▶ EXERCISE GOAL
Identify the lines that contain the string "color" and copy all of them.

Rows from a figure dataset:
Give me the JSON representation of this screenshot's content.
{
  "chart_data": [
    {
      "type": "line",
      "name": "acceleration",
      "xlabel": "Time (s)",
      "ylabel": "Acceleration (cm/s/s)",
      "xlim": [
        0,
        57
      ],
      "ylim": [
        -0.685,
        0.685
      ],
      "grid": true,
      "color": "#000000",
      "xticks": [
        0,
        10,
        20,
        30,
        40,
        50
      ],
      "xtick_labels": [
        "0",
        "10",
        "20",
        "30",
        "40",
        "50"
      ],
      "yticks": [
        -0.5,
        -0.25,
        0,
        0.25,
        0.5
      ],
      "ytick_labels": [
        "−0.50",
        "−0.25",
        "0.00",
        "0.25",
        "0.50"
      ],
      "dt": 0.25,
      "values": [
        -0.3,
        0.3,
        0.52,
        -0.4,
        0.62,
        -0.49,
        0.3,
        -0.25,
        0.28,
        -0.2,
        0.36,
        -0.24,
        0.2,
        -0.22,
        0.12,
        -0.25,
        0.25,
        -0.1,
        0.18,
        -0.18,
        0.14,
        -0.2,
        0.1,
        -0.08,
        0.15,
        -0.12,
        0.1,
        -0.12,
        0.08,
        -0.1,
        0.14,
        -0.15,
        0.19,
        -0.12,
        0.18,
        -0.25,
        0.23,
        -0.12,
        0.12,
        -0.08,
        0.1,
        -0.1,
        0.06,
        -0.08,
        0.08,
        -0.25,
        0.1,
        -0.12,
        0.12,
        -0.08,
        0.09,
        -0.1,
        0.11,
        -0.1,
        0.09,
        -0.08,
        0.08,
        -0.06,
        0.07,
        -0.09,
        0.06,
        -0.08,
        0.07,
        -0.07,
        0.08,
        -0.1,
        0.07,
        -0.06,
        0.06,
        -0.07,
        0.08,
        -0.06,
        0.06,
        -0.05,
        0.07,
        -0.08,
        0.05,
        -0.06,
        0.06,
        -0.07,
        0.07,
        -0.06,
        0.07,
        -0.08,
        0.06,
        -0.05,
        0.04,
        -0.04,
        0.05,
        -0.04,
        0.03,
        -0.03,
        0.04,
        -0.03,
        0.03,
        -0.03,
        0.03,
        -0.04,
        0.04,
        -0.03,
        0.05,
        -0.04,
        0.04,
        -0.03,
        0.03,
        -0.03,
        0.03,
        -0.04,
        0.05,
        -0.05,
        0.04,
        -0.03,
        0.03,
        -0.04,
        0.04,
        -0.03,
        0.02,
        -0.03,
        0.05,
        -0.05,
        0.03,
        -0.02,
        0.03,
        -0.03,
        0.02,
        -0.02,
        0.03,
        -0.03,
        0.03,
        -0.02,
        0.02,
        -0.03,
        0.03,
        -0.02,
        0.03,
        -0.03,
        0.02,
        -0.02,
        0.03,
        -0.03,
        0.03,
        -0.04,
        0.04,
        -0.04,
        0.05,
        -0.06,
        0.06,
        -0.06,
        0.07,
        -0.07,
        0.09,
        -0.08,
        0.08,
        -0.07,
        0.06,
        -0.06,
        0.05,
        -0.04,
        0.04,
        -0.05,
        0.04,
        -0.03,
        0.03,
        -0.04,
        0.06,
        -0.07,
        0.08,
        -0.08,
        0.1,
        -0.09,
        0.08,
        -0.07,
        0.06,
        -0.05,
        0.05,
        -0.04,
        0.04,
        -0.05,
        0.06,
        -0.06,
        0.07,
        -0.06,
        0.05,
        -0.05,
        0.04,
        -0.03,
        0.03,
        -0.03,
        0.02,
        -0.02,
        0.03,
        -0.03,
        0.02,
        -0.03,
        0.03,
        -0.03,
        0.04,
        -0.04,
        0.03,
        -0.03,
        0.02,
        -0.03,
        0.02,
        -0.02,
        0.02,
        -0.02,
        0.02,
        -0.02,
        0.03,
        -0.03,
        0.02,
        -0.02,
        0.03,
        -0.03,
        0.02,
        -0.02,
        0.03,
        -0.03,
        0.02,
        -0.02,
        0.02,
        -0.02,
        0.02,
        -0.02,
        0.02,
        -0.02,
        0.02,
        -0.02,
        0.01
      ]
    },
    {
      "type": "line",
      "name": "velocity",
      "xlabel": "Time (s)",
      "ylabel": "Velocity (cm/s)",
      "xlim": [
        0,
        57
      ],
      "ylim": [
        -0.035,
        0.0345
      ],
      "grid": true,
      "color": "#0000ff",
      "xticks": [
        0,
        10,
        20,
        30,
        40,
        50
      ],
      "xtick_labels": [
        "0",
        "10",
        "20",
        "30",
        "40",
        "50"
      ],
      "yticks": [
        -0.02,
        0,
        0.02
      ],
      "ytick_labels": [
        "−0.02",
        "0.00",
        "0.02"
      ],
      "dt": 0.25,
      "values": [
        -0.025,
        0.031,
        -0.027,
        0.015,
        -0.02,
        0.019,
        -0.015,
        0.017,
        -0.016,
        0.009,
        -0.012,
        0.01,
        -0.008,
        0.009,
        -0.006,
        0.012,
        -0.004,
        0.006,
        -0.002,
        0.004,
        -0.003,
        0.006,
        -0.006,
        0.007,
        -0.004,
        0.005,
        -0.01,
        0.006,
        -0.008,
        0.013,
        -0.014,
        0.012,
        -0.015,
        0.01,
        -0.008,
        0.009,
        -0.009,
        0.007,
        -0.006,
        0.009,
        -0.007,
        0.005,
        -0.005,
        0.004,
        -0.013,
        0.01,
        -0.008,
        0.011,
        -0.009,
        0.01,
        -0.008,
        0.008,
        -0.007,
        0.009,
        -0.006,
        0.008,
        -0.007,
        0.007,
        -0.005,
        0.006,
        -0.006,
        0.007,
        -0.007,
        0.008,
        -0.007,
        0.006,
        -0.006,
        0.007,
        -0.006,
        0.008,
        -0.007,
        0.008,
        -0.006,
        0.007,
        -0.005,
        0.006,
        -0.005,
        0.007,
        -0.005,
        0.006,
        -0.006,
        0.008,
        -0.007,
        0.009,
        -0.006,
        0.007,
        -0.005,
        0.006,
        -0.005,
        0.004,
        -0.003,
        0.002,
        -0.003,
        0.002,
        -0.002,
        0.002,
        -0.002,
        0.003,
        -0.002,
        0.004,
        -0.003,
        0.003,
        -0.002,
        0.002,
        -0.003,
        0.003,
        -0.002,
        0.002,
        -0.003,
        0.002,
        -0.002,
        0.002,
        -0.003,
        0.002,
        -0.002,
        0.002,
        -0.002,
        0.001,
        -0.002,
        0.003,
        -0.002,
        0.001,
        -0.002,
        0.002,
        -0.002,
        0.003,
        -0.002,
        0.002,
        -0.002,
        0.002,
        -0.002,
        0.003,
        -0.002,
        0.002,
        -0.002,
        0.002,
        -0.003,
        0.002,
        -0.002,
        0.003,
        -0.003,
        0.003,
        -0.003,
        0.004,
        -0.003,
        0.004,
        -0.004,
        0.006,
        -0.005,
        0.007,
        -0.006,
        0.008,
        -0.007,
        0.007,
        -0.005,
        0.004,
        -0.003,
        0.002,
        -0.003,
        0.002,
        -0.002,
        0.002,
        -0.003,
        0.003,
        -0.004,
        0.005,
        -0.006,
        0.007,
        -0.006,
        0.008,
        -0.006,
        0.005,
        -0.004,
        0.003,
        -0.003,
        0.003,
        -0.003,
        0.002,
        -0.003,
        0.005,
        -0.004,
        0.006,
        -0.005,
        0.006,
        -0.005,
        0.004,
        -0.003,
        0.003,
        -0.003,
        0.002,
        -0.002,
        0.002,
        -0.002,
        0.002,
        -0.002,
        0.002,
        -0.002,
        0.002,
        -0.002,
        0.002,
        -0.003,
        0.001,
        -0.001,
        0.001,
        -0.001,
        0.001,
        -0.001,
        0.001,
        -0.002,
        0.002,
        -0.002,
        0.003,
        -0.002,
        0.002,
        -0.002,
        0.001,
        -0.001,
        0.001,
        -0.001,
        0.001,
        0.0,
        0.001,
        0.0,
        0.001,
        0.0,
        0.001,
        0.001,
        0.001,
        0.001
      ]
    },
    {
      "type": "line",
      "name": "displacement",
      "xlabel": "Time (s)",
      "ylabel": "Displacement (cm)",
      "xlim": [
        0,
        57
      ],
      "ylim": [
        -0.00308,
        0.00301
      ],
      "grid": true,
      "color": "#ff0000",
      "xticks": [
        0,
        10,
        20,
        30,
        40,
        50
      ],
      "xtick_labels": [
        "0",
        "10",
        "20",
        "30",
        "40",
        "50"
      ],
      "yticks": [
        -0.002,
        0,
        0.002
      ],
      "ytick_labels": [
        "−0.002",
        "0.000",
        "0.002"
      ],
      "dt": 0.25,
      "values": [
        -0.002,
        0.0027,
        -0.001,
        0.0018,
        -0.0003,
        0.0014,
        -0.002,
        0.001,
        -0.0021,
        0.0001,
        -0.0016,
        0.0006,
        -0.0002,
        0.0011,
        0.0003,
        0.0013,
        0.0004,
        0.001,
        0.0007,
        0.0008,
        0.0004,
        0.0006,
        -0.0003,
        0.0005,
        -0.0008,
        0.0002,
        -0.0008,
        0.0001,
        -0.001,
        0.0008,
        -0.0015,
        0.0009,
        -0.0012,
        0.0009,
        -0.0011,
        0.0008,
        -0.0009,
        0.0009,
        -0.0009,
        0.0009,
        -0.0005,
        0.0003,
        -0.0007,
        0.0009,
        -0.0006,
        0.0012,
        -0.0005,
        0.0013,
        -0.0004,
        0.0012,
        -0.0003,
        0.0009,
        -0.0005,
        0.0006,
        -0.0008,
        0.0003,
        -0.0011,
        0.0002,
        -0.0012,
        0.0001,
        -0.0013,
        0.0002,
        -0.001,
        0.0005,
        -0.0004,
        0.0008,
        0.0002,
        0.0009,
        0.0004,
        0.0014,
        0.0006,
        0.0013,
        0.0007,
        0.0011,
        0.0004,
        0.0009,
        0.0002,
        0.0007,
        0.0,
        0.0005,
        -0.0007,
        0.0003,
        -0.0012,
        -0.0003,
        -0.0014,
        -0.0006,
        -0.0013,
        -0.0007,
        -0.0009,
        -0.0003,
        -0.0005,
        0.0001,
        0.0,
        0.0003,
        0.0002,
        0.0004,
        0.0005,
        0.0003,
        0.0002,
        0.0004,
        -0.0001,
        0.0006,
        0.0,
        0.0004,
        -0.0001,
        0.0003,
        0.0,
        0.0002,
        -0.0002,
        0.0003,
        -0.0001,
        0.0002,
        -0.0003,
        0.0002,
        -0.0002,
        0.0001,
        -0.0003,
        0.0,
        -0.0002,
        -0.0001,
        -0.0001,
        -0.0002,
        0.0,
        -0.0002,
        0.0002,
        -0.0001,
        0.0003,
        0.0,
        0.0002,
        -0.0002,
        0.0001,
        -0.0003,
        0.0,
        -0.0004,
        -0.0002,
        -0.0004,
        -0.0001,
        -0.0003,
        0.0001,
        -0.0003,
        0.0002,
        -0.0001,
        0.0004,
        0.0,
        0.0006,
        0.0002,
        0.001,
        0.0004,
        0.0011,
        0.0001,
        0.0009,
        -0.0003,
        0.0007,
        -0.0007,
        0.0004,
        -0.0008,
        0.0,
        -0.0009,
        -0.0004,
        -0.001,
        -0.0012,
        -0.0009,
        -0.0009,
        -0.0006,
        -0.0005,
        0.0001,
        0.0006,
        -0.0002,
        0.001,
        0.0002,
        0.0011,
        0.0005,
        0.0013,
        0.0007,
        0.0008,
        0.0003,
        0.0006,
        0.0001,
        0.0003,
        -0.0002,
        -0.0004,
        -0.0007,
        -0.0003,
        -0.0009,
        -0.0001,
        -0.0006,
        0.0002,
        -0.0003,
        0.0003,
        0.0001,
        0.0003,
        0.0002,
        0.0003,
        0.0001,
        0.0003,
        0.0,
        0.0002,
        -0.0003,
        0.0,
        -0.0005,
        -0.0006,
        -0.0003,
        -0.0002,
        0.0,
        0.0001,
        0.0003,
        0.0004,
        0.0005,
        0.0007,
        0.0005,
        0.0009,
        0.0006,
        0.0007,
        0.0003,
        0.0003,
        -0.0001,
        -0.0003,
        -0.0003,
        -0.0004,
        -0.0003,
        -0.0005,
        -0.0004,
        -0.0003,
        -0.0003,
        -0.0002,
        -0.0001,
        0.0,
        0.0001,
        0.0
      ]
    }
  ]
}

▶ SOLUTION TO THE PROBLEM
      "color": "#000000",
      "color": "#0000ff",
      "color": "#ff0000",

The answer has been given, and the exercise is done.